[TO DO] Restate the complete material exactly.

--- start DATA SUPPLIED ---

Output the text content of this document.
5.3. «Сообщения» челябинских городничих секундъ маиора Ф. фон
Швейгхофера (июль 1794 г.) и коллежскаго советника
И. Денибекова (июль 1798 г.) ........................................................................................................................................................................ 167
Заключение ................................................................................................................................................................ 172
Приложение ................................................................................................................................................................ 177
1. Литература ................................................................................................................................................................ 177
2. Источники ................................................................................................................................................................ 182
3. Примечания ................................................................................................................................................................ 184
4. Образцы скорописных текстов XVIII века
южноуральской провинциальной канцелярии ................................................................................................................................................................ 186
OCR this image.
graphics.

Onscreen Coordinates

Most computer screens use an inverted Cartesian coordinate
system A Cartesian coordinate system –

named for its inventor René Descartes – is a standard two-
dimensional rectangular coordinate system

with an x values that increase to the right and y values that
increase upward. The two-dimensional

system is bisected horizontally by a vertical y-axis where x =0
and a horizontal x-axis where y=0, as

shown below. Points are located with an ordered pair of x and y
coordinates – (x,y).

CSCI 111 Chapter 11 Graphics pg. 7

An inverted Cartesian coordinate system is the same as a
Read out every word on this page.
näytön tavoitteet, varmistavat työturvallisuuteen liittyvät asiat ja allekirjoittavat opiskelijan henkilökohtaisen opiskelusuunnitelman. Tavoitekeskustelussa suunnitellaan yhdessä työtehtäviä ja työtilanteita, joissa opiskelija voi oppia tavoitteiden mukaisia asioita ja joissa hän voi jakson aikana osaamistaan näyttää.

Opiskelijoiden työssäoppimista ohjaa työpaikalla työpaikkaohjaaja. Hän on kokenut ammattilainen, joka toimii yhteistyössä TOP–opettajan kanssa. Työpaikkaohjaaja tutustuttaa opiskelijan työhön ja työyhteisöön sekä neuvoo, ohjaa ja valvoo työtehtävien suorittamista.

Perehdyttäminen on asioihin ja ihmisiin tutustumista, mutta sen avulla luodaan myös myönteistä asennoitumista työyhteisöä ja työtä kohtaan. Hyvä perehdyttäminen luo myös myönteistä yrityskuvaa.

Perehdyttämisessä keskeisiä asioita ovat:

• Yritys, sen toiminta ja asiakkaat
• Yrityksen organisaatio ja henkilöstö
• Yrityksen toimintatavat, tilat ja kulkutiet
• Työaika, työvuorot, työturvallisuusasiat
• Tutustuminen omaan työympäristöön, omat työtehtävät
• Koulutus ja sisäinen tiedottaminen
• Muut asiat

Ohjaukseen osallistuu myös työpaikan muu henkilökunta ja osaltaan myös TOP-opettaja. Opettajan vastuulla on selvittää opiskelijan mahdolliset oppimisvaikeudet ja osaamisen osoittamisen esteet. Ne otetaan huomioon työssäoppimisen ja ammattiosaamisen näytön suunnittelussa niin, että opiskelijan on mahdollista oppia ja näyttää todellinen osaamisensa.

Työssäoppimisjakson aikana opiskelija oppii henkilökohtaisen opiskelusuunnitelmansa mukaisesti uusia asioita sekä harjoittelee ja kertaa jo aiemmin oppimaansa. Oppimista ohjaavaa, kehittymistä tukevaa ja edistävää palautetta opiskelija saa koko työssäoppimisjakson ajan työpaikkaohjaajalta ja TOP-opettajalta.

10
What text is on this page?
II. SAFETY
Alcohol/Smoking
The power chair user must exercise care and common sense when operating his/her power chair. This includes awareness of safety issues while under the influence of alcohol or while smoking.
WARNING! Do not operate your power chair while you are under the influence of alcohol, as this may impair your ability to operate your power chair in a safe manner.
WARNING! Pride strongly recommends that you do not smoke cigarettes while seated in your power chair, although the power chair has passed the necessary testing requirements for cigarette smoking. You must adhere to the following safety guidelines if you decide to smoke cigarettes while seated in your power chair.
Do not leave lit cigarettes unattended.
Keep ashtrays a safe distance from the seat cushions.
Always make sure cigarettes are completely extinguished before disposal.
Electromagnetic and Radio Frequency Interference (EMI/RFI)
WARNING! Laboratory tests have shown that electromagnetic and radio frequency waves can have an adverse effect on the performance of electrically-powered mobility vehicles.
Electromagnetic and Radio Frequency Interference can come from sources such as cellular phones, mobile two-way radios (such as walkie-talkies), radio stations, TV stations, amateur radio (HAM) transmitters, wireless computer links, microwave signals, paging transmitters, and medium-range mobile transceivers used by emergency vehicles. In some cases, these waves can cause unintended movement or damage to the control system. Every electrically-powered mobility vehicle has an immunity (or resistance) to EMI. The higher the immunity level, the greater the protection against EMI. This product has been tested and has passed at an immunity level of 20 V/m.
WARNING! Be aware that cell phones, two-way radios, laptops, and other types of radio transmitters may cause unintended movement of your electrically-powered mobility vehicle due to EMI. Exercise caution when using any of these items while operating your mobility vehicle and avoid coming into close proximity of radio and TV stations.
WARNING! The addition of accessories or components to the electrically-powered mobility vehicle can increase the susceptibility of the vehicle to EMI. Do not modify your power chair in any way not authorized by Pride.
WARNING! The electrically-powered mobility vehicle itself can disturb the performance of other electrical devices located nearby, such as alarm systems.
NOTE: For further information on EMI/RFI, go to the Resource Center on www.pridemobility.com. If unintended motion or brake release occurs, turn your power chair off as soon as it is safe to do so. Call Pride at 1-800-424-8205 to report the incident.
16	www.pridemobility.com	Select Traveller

--- end DATA SUPPLIED ---

[FINISHED ANSWER]
Output the text content of this document.
5.3. «Сообщения» челябинских городничих секундъ маиора Ф. фон
Швейгхофера (июль 1794 г.) и коллежскаго советника
И. Денибекова (июль 1798 г.) ........................................................................................................................................................................ 167
Заключение ................................................................................................................................................................ 172
Приложение ................................................................................................................................................................ 177
1. Литература ................................................................................................................................................................ 177
2. Источники ................................................................................................................................................................ 182
3. Примечания ................................................................................................................................................................ 184
4. Образцы скорописных текстов XVIII века
южноуральской провинциальной канцелярии ................................................................................................................................................................ 186
OCR this image.
graphics.

Onscreen Coordinates

Most computer screens use an inverted Cartesian coordinate
system A Cartesian coordinate system –

named for its inventor René Descartes – is a standard two-
dimensional rectangular coordinate system

with an x values that increase to the right and y values that
increase upward. The two-dimensional

system is bisected horizontally by a vertical y-axis where x =0
and a horizontal x-axis where y=0, as

shown below. Points are located with an ordered pair of x and y
coordinates – (x,y).

CSCI 111 Chapter 11 Graphics pg. 7

An inverted Cartesian coordinate system is the same as a
Read out every word on this page.
näytön tavoitteet, varmistavat työturvallisuuteen liittyvät asiat ja allekirjoittavat opiskelijan henkilökohtaisen opiskelusuunnitelman. Tavoitekeskustelussa suunnitellaan yhdessä työtehtäviä ja työtilanteita, joissa opiskelija voi oppia tavoitteiden mukaisia asioita ja joissa hän voi jakson aikana osaamistaan näyttää.

Opiskelijoiden työssäoppimista ohjaa työpaikalla työpaikkaohjaaja. Hän on kokenut ammattilainen, joka toimii yhteistyössä TOP–opettajan kanssa. Työpaikkaohjaaja tutustuttaa opiskelijan työhön ja työyhteisöön sekä neuvoo, ohjaa ja valvoo työtehtävien suorittamista.

Perehdyttäminen on asioihin ja ihmisiin tutustumista, mutta sen avulla luodaan myös myönteistä asennoitumista työyhteisöä ja työtä kohtaan. Hyvä perehdyttäminen luo myös myönteistä yrityskuvaa.

Perehdyttämisessä keskeisiä asioita ovat:

• Yritys, sen toiminta ja asiakkaat
• Yrityksen organisaatio ja henkilöstö
• Yrityksen toimintatavat, tilat ja kulkutiet
• Työaika, työvuorot, työturvallisuusasiat
• Tutustuminen omaan työympäristöön, omat työtehtävät
• Koulutus ja sisäinen tiedottaminen
• Muut asiat

Ohjaukseen osallistuu myös työpaikan muu henkilökunta ja osaltaan myös TOP-opettaja. Opettajan vastuulla on selvittää opiskelijan mahdolliset oppimisvaikeudet ja osaamisen osoittamisen esteet. Ne otetaan huomioon työssäoppimisen ja ammattiosaamisen näytön suunnittelussa niin, että opiskelijan on mahdollista oppia ja näyttää todellinen osaamisensa.

Työssäoppimisjakson aikana opiskelija oppii henkilökohtaisen opiskelusuunnitelmansa mukaisesti uusia asioita sekä harjoittelee ja kertaa jo aiemmin oppimaansa. Oppimista ohjaavaa, kehittymistä tukevaa ja edistävää palautetta opiskelija saa koko työssäoppimisjakson ajan työpaikkaohjaajalta ja TOP-opettajalta.

10
What text is on this page?
II. SAFETY
Alcohol/Smoking
The power chair user must exercise care and common sense when operating his/her power chair. This includes awareness of safety issues while under the influence of alcohol or while smoking.
WARNING! Do not operate your power chair while you are under the influence of alcohol, as this may impair your ability to operate your power chair in a safe manner.
WARNING! Pride strongly recommends that you do not smoke cigarettes while seated in your power chair, although the power chair has passed the necessary testing requirements for cigarette smoking. You must adhere to the following safety guidelines if you decide to smoke cigarettes while seated in your power chair.
Do not leave lit cigarettes unattended.
Keep ashtrays a safe distance from the seat cushions.
Always make sure cigarettes are completely extinguished before disposal.
Electromagnetic and Radio Frequency Interference (EMI/RFI)
WARNING! Laboratory tests have shown that electromagnetic and radio frequency waves can have an adverse effect on the performance of electrically-powered mobility vehicles.
Electromagnetic and Radio Frequency Interference can come from sources such as cellular phones, mobile two-way radios (such as walkie-talkies), radio stations, TV stations, amateur radio (HAM) transmitters, wireless computer links, microwave signals, paging transmitters, and medium-range mobile transceivers used by emergency vehicles. In some cases, these waves can cause unintended movement or damage to the control system. Every electrically-powered mobility vehicle has an immunity (or resistance) to EMI. The higher the immunity level, the greater the protection against EMI. This product has been tested and has passed at an immunity level of 20 V/m.
WARNING! Be aware that cell phones, two-way radios, laptops, and other types of radio transmitters may cause unintended movement of your electrically-powered mobility vehicle due to EMI. Exercise caution when using any of these items while operating your mobility vehicle and avoid coming into close proximity of radio and TV stations.
WARNING! The addition of accessories or components to the electrically-powered mobility vehicle can increase the susceptibility of the vehicle to EMI. Do not modify your power chair in any way not authorized by Pride.
WARNING! The electrically-powered mobility vehicle itself can disturb the performance of other electrical devices located nearby, such as alarm systems.
NOTE: For further information on EMI/RFI, go to the Resource Center on www.pridemobility.com. If unintended motion or brake release occurs, turn your power chair off as soon as it is safe to do so. Call Pride at 1-800-424-8205 to report the incident.
16	www.pridemobility.com	Select Traveller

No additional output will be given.